--- Work required ---
Can you transcribe every entry word for word, skipping the images?

--- Records supplied ---
::::::::::
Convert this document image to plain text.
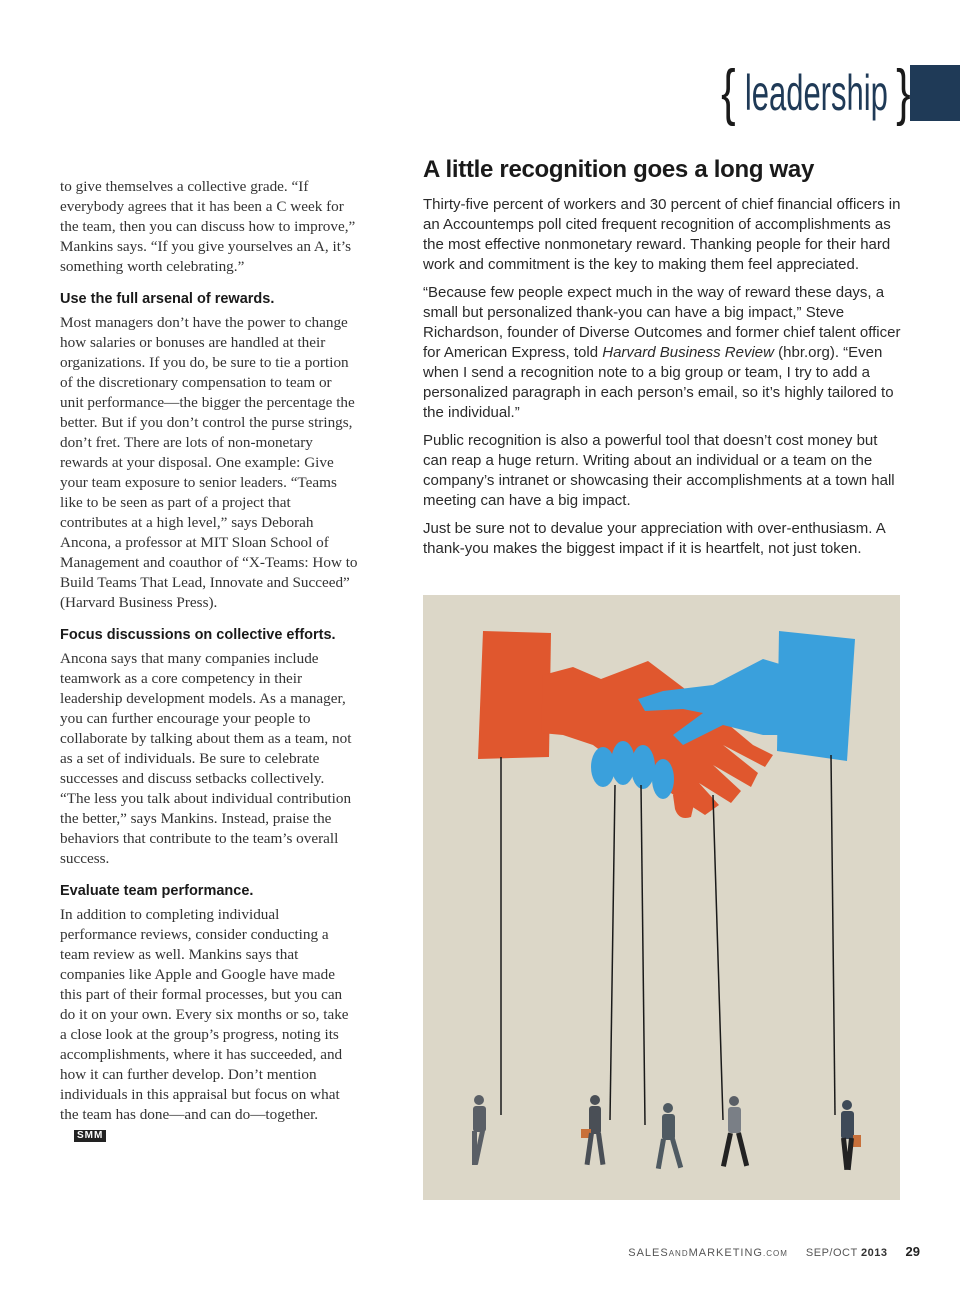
{ leadership }

to give themselves a collective grade. “If everybody agrees that it has been a C week for the team, then you can discuss how to improve,” Mankins says. “If you give yourselves an A, it’s something worth celebrating.”

Use the full arsenal of rewards.

Most managers don’t have the power to change how salaries or bonuses are handled at their organizations. If you do, be sure to tie a portion of the discretionary compensation to team or unit performance—the bigger the percentage the better. But if you don’t control the purse strings, don’t fret. There are lots of non-monetary rewards at your disposal. One example: Give your team exposure to senior leaders. “Teams like to be seen as part of a project that contributes at a high level,” says Deborah Ancona, a professor at MIT Sloan School of Management and coauthor of “X-Teams: How to Build Teams That Lead, Innovate and Succeed” (Harvard Business Press).

Focus discussions on collective efforts.

Ancona says that many companies include teamwork as a core competency in their leadership development models. As a manager, you can further encourage your people to collaborate by talking about them as a team, not as a set of individuals. Be sure to celebrate successes and discuss setbacks collectively. “The less you talk about individual contribution the better,” says Mankins. Instead, praise the behaviors that contribute to the team’s overall success.

Evaluate team performance.

In addition to completing individual performance reviews, consider conducting a team review as well. Mankins says that companies like Apple and Google have made this part of their formal processes, but you can do it on your own. Every six months or so, take a close look at the group’s progress, noting its accomplishments, where it has succeeded, and how it can further develop. Don’t mention individuals in this appraisal but focus on what the team has done—and can do—together.SMM

A little recognition goes a long way

Thirty-five percent of workers and 30 percent of chief financial officers in an Accountemps poll cited frequent recognition of accomplishments as the most effective nonmonetary reward. Thanking people for their hard work and commitment is the key to making them feel appreciated.

“Because few people expect much in the way of reward these days, a small but personalized thank-you can have a big impact,” Steve Richardson, founder of Diverse Outcomes and former chief talent officer for American Express, told Harvard Business Review (hbr.org). “Even when I send a recognition note to a big group or team, I try to add a personalized paragraph in each person’s email, so it’s highly tailored to the individual.”

Public recognition is also a powerful tool that doesn’t cost money but can reap a huge return. Writing about an individual or a team on the company’s intranet or showcasing their accomplishments at a town hall meeting can have a big impact.

Just be sure not to devalue your appreciation with over-enthusiasm. A thank-you makes the biggest impact if it is heartfelt, not just token.

SALESANDMARKETING.COM SEP/OCT 2013 29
::::::::::
--- Expected answer ---
Convert this document image to plain text.
{ leadership }

to give themselves a collective grade. “If everybody agrees that it has been a C week for the team, then you can discuss how to improve,” Mankins says. “If you give yourselves an A, it’s something worth celebrating.”

Use the full arsenal of rewards.

Most managers don’t have the power to change how salaries or bonuses are handled at their organizations. If you do, be sure to tie a portion of the discretionary compensation to team or unit performance—the bigger the percentage the better. But if you don’t control the purse strings, don’t fret. There are lots of non-monetary rewards at your disposal. One example: Give your team exposure to senior leaders. “Teams like to be seen as part of a project that contributes at a high level,” says Deborah Ancona, a professor at MIT Sloan School of Management and coauthor of “X-Teams: How to Build Teams That Lead, Innovate and Succeed” (Harvard Business Press).

Focus discussions on collective efforts.

Ancona says that many companies include teamwork as a core competency in their leadership development models. As a manager, you can further encourage your people to collaborate by talking about them as a team, not as a set of individuals. Be sure to celebrate successes and discuss setbacks collectively. “The less you talk about individual contribution the better,” says Mankins. Instead, praise the behaviors that contribute to the team’s overall success.

Evaluate team performance.

In addition to completing individual performance reviews, consider conducting a team review as well. Mankins says that companies like Apple and Google have made this part of their formal processes, but you can do it on your own. Every six months or so, take a close look at the group’s progress, noting its accomplishments, where it has succeeded, and how it can further develop. Don’t mention individuals in this appraisal but focus on what the team has done—and can do—together.SMM

A little recognition goes a long way

Thirty-five percent of workers and 30 percent of chief financial officers in an Accountemps poll cited frequent recognition of accomplishments as the most effective nonmonetary reward. Thanking people for their hard work and commitment is the key to making them feel appreciated.

“Because few people expect much in the way of reward these days, a small but personalized thank-you can have a big impact,” Steve Richardson, founder of Diverse Outcomes and former chief talent officer for American Express, told Harvard Business Review (hbr.org). “Even when I send a recognition note to a big group or team, I try to add a personalized paragraph in each person’s email, so it’s highly tailored to the individual.”

Public recognition is also a powerful tool that doesn’t cost money but can reap a huge return. Writing about an individual or a team on the company’s intranet or showcasing their accomplishments at a town hall meeting can have a big impact.

Just be sure not to devalue your appreciation with over-enthusiasm. A thank-you makes the biggest impact if it is heartfelt, not just token.

SALESANDMARKETING.COM SEP/OCT 2013 29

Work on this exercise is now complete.